### STATED GOAL
Reproduce the following lines word for word, everything from the line containing "map-frame: Fier Αυλώνας" down to the line containing "scale-label: 50 χλμ: [326, 596, 359, 608]", with both of those lines included.

Items from a dataset:

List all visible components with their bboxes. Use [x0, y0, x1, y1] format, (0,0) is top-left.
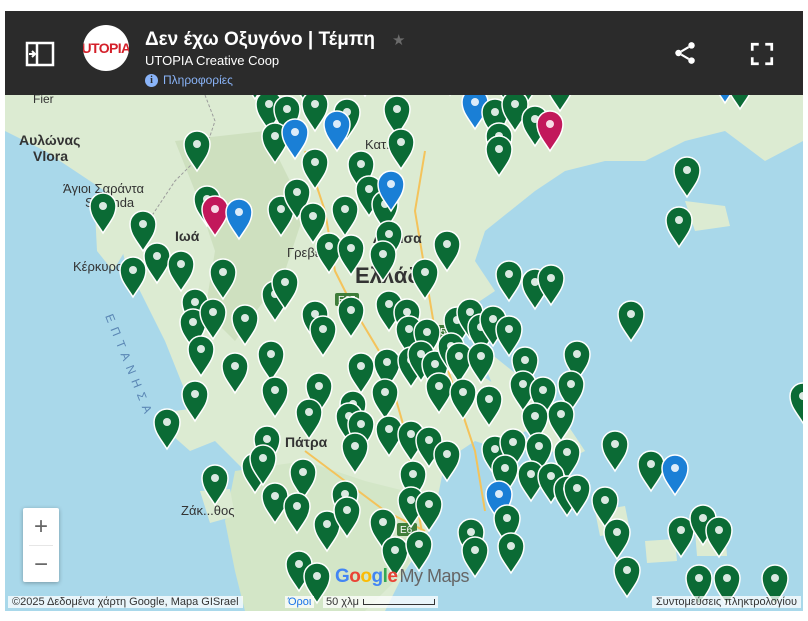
map-frame: Fier Αυλώνας Vlora Άγιοι Σαράντα Saranda…: [5, 11, 803, 611]
google-my-maps-logo: Google My Maps: [335, 566, 469, 587]
label-vlora: Vlora: [33, 148, 68, 164]
fullscreen-icon[interactable]: [749, 41, 775, 67]
label-ioannina: Ιωά: [175, 228, 200, 244]
info-label: Πληροφορίες: [163, 73, 233, 87]
info-icon: i: [145, 73, 158, 87]
keyboard-shortcuts-link[interactable]: Συντομεύσεις πληκτρολογίου: [651, 596, 801, 608]
label-aulonas: Αυλώνας: [19, 132, 80, 148]
scale-label: 50 χλμ: [326, 596, 359, 608]
map-attribution: ©2025 Δεδομένα χάρτη Google, Mapa GISrae…: [8, 596, 243, 608]
map-header: UTOPIA Δεν έχω Οξυγόνο | Τέμπη ★ UTOPIA …: [5, 11, 803, 95]
scale-bar: [362, 599, 435, 605]
utopia-logo: UTOPIA: [83, 25, 129, 71]
map-title: Δεν έχω Οξυγόνο | Τέμπη: [145, 29, 376, 50]
zoom-in-button[interactable]: +: [23, 508, 59, 545]
map-author: UTOPIA Creative Coop: [145, 53, 280, 68]
panel-toggle-icon[interactable]: [25, 41, 55, 67]
zoom-control: + −: [23, 508, 59, 582]
share-icon[interactable]: [672, 40, 698, 66]
map-canvas[interactable]: Fier Αυλώνας Vlora Άγιοι Σαράντα Saranda…: [5, 11, 803, 611]
info-link[interactable]: i Πληροφορίες: [145, 73, 233, 87]
terms-link[interactable]: Όροι: [285, 596, 315, 608]
zoom-out-button[interactable]: −: [23, 546, 59, 583]
label-patra: Πάτρα: [285, 434, 328, 450]
map-footer: ©2025 Δεδομένα χάρτη Google, Mapa GISrae…: [5, 594, 803, 611]
star-icon[interactable]: ★: [392, 31, 405, 49]
label-zakynthos: Ζάκ...θος: [181, 503, 235, 518]
scale-control[interactable]: 50 χλμ: [323, 596, 438, 608]
label-kerkyra: Κέρκυρα: [73, 259, 124, 274]
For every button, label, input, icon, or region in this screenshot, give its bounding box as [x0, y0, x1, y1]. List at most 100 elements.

### EXERCISE SOLUTION
map-frame: Fier Αυλώνας Vlora Άγιοι Σαράντα Saranda…: [5, 11, 803, 611]
google-my-maps-logo: Google My Maps: [335, 566, 469, 587]
label-vlora: Vlora: [33, 148, 68, 164]
fullscreen-icon[interactable]: [749, 41, 775, 67]
label-ioannina: Ιωά: [175, 228, 200, 244]
info-label: Πληροφορίες: [163, 73, 233, 87]
info-icon: i: [145, 73, 158, 87]
keyboard-shortcuts-link[interactable]: Συντομεύσεις πληκτρολογίου: [651, 596, 801, 608]
label-aulonas: Αυλώνας: [19, 132, 80, 148]
scale-label: 50 χλμ: [326, 596, 359, 608]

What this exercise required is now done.